MATERIAL SHOWN -
────────────────────────────────────────

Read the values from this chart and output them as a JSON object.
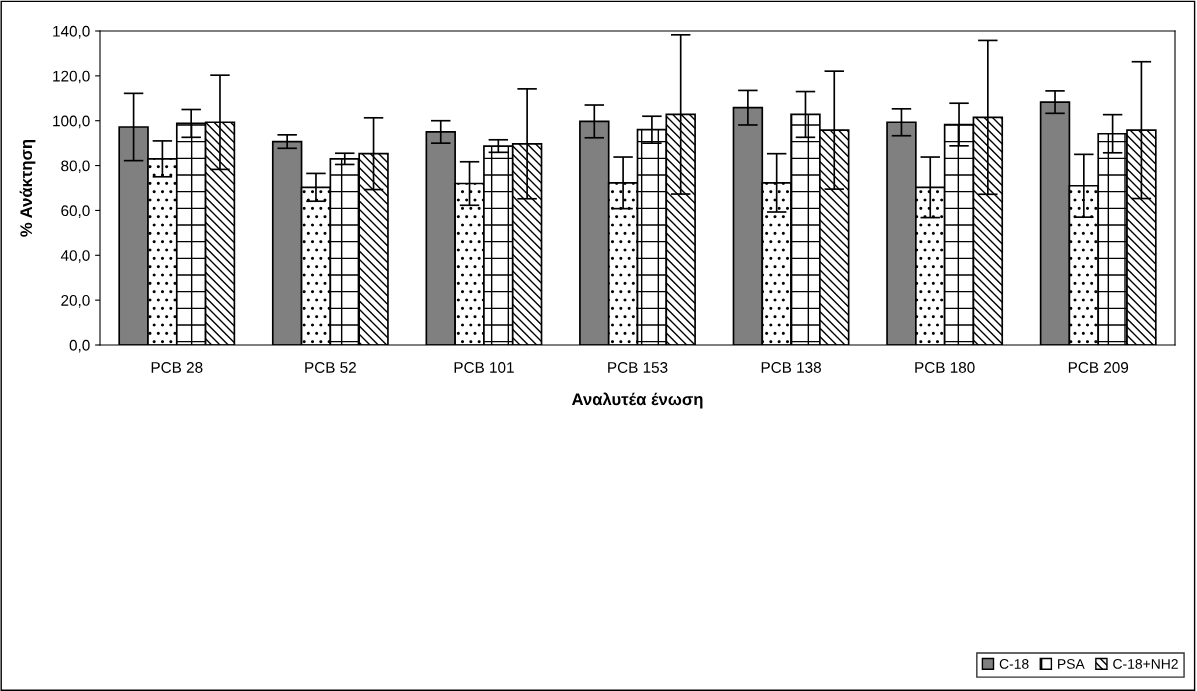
{
  "chart_data": {
    "type": "bar",
    "xlabel": "Αναλυτέα ένωση",
    "ylabel": "% Ανάκτηση",
    "categories": [
      "PCB 28",
      "PCB 52",
      "PCB 101",
      "PCB 153",
      "PCB 138",
      "PCB 180",
      "PCB 209"
    ],
    "series": [
      {
        "name": "C-18",
        "color": "#808080",
        "values": [
          97.2,
          90.7,
          95.0,
          99.7,
          105.8,
          99.3,
          108.3
        ],
        "errors": [
          15.0,
          3.0,
          5.0,
          7.3,
          7.7,
          6.0,
          5.0
        ]
      },
      {
        "color": "#000000",
        "values": [
          83.0,
          70.3,
          72.0,
          72.3,
          72.3,
          70.3,
          71.0
        ],
        "errors": [
          8.0,
          6.2,
          9.7,
          11.5,
          13.0,
          13.5,
          14.0
        ]
      },
      {
        "name": "PSA",
        "color": "#000000",
        "values": [
          98.8,
          83.0,
          88.7,
          96.0,
          102.8,
          98.3,
          94.2
        ],
        "errors": [
          6.2,
          2.5,
          2.8,
          6.0,
          10.2,
          9.5,
          8.5
        ]
      },
      {
        "name": "C-18+NH2",
        "color": "#000000",
        "values": [
          99.3,
          85.3,
          89.7,
          102.8,
          95.8,
          101.5,
          95.8
        ],
        "errors": [
          21.0,
          16.0,
          24.5,
          35.5,
          26.3,
          34.3,
          30.5
        ]
      }
    ],
    "ylim": [
      0,
      140
    ],
    "yticks": [
      {
        "value": 0,
        "label": "0,0"
      },
      {
        "value": 20,
        "label": "20,0"
      },
      {
        "value": 40,
        "label": "40,0"
      },
      {
        "value": 60,
        "label": "60,0"
      },
      {
        "value": 80,
        "label": "80,0"
      },
      {
        "value": 100,
        "label": "100,0"
      },
      {
        "value": 120,
        "label": "120,0"
      },
      {
        "value": 140,
        "label": "140,0"
      }
    ],
    "legend": "bottom right",
    "grid": false
  }
}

────────────────────────────────────────

TASK INSTRUCTIONS - Copy the entries above faithfully and omit every image.

PROBLEM SOLUTION -
Read the values from this chart and output them as a JSON object.
{
  "chart_data": {
    "type": "bar",
    "xlabel": "Αναλυτέα ένωση",
    "ylabel": "% Ανάκτηση",
    "categories": [
      "PCB 28",
      "PCB 52",
      "PCB 101",
      "PCB 153",
      "PCB 138",
      "PCB 180",
      "PCB 209"
    ],
    "series": [
      {
        "name": "C-18",
        "color": "#808080",
        "values": [
          97.2,
          90.7,
          95.0,
          99.7,
          105.8,
          99.3,
          108.3
        ],
        "errors": [
          15.0,
          3.0,
          5.0,
          7.3,
          7.7,
          6.0,
          5.0
        ]
      },
      {
        "color": "#000000",
        "values": [
          83.0,
          70.3,
          72.0,
          72.3,
          72.3,
          70.3,
          71.0
        ],
        "errors": [
          8.0,
          6.2,
          9.7,
          11.5,
          13.0,
          13.5,
          14.0
        ]
      },
      {
        "name": "PSA",
        "color": "#000000",
        "values": [
          98.8,
          83.0,
          88.7,
          96.0,
          102.8,
          98.3,
          94.2
        ],
        "errors": [
          6.2,
          2.5,
          2.8,
          6.0,
          10.2,
          9.5,
          8.5
        ]
      },
      {
        "name": "C-18+NH2",
        "color": "#000000",
        "values": [
          99.3,
          85.3,
          89.7,
          102.8,
          95.8,
          101.5,
          95.8
        ],
        "errors": [
          21.0,
          16.0,
          24.5,
          35.5,
          26.3,
          34.3,
          30.5
        ]
      }
    ],
    "ylim": [
      0,
      140
    ],
    "yticks": [
      {
        "value": 0,
        "label": "0,0"
      },
      {
        "value": 20,
        "label": "20,0"
      },
      {
        "value": 40,
        "label": "40,0"
      },
      {
        "value": 60,
        "label": "60,0"
      },
      {
        "value": 80,
        "label": "80,0"
      },
      {
        "value": 100,
        "label": "100,0"
      },
      {
        "value": 120,
        "label": "120,0"
      },
      {
        "value": 140,
        "label": "140,0"
      }
    ],
    "legend": "bottom right",
    "grid": false
  }
}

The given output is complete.